**Supplied entries:**
----

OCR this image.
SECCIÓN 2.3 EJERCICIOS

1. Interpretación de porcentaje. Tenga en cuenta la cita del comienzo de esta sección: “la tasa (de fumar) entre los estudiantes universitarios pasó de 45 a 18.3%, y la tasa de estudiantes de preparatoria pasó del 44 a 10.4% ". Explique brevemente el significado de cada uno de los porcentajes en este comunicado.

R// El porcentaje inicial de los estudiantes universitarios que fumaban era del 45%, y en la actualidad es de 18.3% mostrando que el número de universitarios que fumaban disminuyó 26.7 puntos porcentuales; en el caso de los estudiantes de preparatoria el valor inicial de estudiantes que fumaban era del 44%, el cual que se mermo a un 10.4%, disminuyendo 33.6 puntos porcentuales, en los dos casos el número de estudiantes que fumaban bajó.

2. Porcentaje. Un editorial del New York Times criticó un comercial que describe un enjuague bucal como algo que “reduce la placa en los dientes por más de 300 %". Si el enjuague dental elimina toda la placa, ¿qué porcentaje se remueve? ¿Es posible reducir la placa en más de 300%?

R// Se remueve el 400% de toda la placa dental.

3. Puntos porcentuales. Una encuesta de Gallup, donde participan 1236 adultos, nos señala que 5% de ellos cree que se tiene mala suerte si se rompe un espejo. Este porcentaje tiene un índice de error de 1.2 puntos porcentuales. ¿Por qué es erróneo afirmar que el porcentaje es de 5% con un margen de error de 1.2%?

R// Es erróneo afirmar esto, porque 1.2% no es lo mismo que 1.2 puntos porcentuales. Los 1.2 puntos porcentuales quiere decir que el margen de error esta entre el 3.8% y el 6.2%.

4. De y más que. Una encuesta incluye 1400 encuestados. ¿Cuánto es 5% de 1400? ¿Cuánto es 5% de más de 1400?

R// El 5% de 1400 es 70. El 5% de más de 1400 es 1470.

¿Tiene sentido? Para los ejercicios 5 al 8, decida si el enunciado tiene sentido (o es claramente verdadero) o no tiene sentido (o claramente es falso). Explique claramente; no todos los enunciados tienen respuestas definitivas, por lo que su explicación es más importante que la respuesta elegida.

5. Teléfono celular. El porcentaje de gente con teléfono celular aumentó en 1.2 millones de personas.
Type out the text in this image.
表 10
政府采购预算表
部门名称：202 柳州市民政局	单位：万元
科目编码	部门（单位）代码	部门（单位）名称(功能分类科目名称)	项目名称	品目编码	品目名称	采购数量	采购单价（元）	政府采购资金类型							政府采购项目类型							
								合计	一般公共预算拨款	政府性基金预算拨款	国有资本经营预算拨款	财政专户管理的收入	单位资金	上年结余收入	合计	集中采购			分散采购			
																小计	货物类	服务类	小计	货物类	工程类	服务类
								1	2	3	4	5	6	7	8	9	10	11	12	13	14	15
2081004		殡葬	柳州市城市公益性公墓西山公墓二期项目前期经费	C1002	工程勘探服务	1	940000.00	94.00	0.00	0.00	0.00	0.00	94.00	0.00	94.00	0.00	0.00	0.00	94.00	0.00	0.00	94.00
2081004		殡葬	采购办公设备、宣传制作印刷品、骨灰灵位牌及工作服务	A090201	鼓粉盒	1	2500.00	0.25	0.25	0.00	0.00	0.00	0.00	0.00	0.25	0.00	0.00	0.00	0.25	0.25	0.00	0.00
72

----

**What you need to do:**
Quote all the records. Keep every word exact.

**Complete output:**
OCR this image.
SECCIÓN 2.3 EJERCICIOS

1. Interpretación de porcentaje. Tenga en cuenta la cita del comienzo de esta sección: “la tasa (de fumar) entre los estudiantes universitarios pasó de 45 a 18.3%, y la tasa de estudiantes de preparatoria pasó del 44 a 10.4% ". Explique brevemente el significado de cada uno de los porcentajes en este comunicado.

R// El porcentaje inicial de los estudiantes universitarios que fumaban era del 45%, y en la actualidad es de 18.3% mostrando que el número de universitarios que fumaban disminuyó 26.7 puntos porcentuales; en el caso de los estudiantes de preparatoria el valor inicial de estudiantes que fumaban era del 44%, el cual que se mermo a un 10.4%, disminuyendo 33.6 puntos porcentuales, en los dos casos el número de estudiantes que fumaban bajó.

2. Porcentaje. Un editorial del New York Times criticó un comercial que describe un enjuague bucal como algo que “reduce la placa en los dientes por más de 300 %". Si el enjuague dental elimina toda la placa, ¿qué porcentaje se remueve? ¿Es posible reducir la placa en más de 300%?

R// Se remueve el 400% de toda la placa dental.

3. Puntos porcentuales. Una encuesta de Gallup, donde participan 1236 adultos, nos señala que 5% de ellos cree que se tiene mala suerte si se rompe un espejo. Este porcentaje tiene un índice de error de 1.2 puntos porcentuales. ¿Por qué es erróneo afirmar que el porcentaje es de 5% con un margen de error de 1.2%?

R// Es erróneo afirmar esto, porque 1.2% no es lo mismo que 1.2 puntos porcentuales. Los 1.2 puntos porcentuales quiere decir que el margen de error esta entre el 3.8% y el 6.2%.

4. De y más que. Una encuesta incluye 1400 encuestados. ¿Cuánto es 5% de 1400? ¿Cuánto es 5% de más de 1400?

R// El 5% de 1400 es 70. El 5% de más de 1400 es 1470.

¿Tiene sentido? Para los ejercicios 5 al 8, decida si el enunciado tiene sentido (o es claramente verdadero) o no tiene sentido (o claramente es falso). Explique claramente; no todos los enunciados tienen respuestas definitivas, por lo que su explicación es más importante que la respuesta elegida.

5. Teléfono celular. El porcentaje de gente con teléfono celular aumentó en 1.2 millones de personas.
Type out the text in this image.
表 10
政府采购预算表
部门名称：202 柳州市民政局	单位：万元
科目编码	部门（单位）代码	部门（单位）名称(功能分类科目名称)	项目名称	品目编码	品目名称	采购数量	采购单价（元）	政府采购资金类型							政府采购项目类型							
								合计	一般公共预算拨款	政府性基金预算拨款	国有资本经营预算拨款	财政专户管理的收入	单位资金	上年结余收入	合计	集中采购			分散采购			
																小计	货物类	服务类	小计	货物类	工程类	服务类
								1	2	3	4	5	6	7	8	9	10	11	12	13	14	15
2081004		殡葬	柳州市城市公益性公墓西山公墓二期项目前期经费	C1002	工程勘探服务	1	940000.00	94.00	0.00	0.00	0.00	0.00	94.00	0.00	94.00	0.00	0.00	0.00	94.00	0.00	0.00	94.00
2081004		殡葬	采购办公设备、宣传制作印刷品、骨灰灵位牌及工作服务	A090201	鼓粉盒	1	2500.00	0.25	0.25	0.00	0.00	0.00	0.00	0.00	0.25	0.00	0.00	0.00	0.25	0.25	0.00	0.00
72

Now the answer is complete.